SET PROBLEM
Look through the data below. Show each line where the string "Enter" occurs.
§ §
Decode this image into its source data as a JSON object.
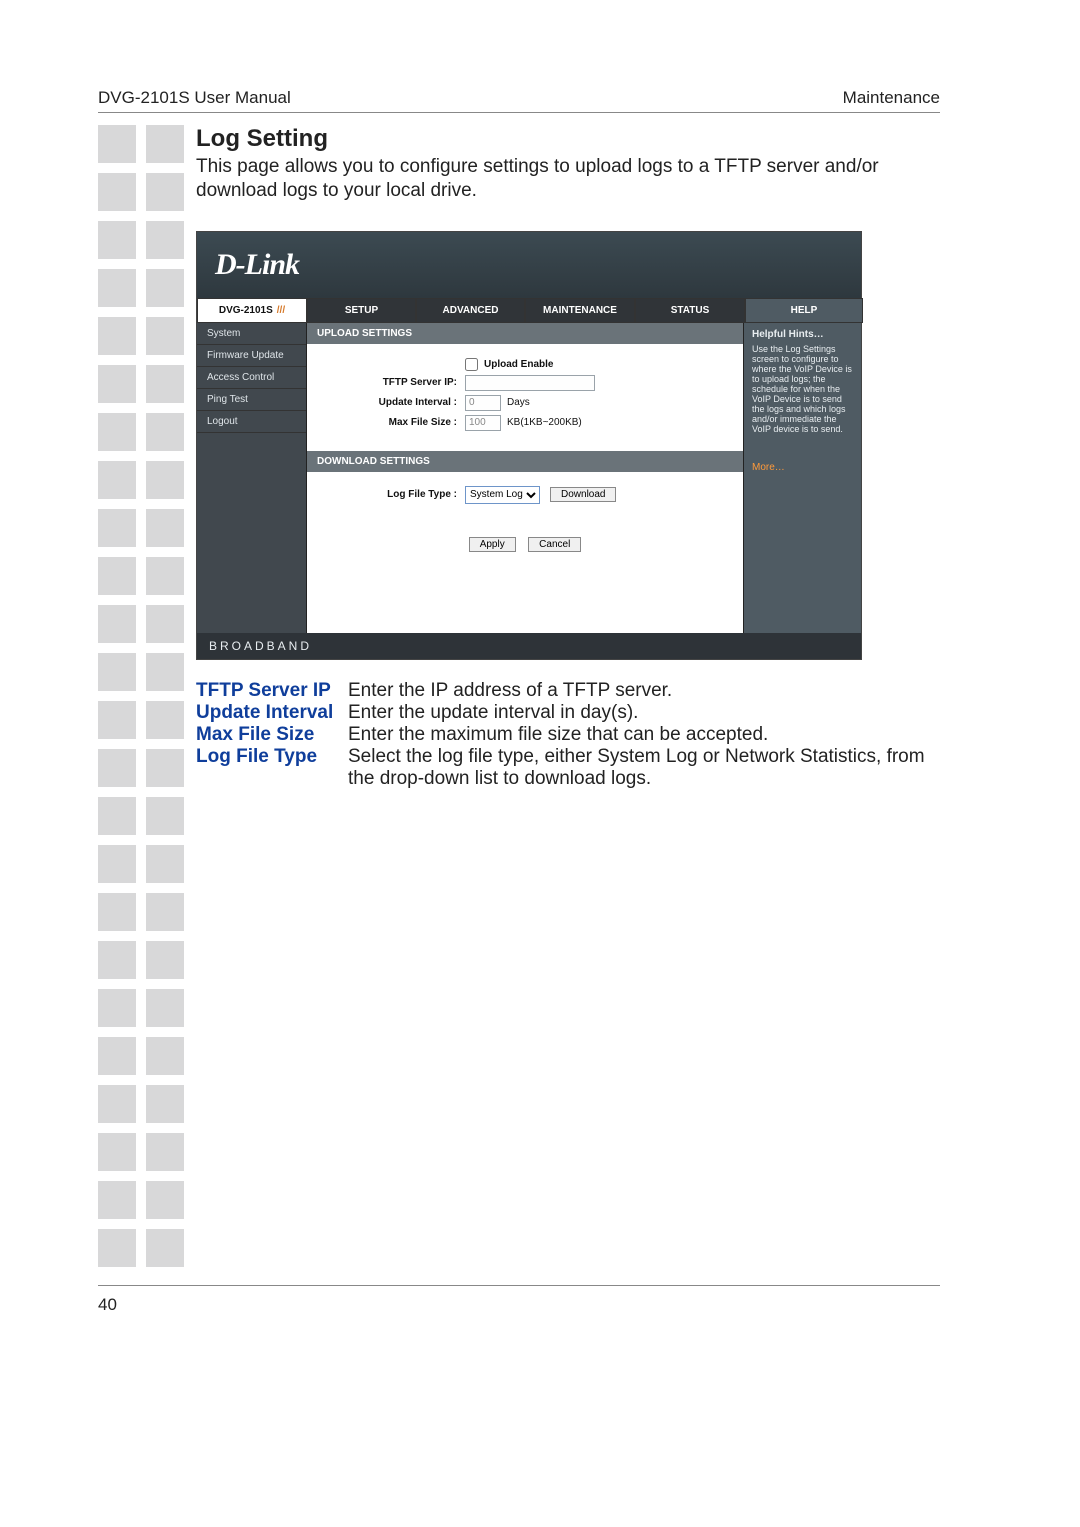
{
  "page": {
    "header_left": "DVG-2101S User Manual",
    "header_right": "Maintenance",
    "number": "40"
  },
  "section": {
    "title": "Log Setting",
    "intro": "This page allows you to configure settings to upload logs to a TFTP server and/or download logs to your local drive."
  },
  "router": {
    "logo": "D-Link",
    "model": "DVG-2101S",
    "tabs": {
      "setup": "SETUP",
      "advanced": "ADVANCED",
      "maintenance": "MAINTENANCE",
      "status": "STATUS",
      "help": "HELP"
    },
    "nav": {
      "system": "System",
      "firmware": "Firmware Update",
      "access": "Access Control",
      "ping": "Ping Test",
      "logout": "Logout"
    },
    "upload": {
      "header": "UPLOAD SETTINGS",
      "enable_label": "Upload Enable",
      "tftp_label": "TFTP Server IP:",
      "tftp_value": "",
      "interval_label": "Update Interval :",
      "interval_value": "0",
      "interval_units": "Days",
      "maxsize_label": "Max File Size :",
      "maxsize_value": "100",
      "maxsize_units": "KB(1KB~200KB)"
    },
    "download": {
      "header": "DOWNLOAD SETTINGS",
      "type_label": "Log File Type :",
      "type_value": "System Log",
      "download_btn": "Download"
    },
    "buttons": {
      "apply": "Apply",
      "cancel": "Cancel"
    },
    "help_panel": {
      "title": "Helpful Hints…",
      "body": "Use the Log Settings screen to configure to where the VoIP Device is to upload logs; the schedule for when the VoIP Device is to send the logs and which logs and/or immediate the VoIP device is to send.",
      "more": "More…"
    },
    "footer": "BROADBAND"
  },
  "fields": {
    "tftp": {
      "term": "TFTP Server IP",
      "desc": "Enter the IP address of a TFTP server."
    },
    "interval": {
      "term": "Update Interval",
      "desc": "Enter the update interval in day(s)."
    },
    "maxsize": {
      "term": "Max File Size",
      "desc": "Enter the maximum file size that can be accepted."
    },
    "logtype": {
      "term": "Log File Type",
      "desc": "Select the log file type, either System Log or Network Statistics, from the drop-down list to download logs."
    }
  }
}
§ §
RESULT FOR THIS EXERCISE
      "desc": "Enter the IP address of a TFTP server."
      "desc": "Enter the update interval in day(s)."
      "desc": "Enter the maximum file size that can be accepted."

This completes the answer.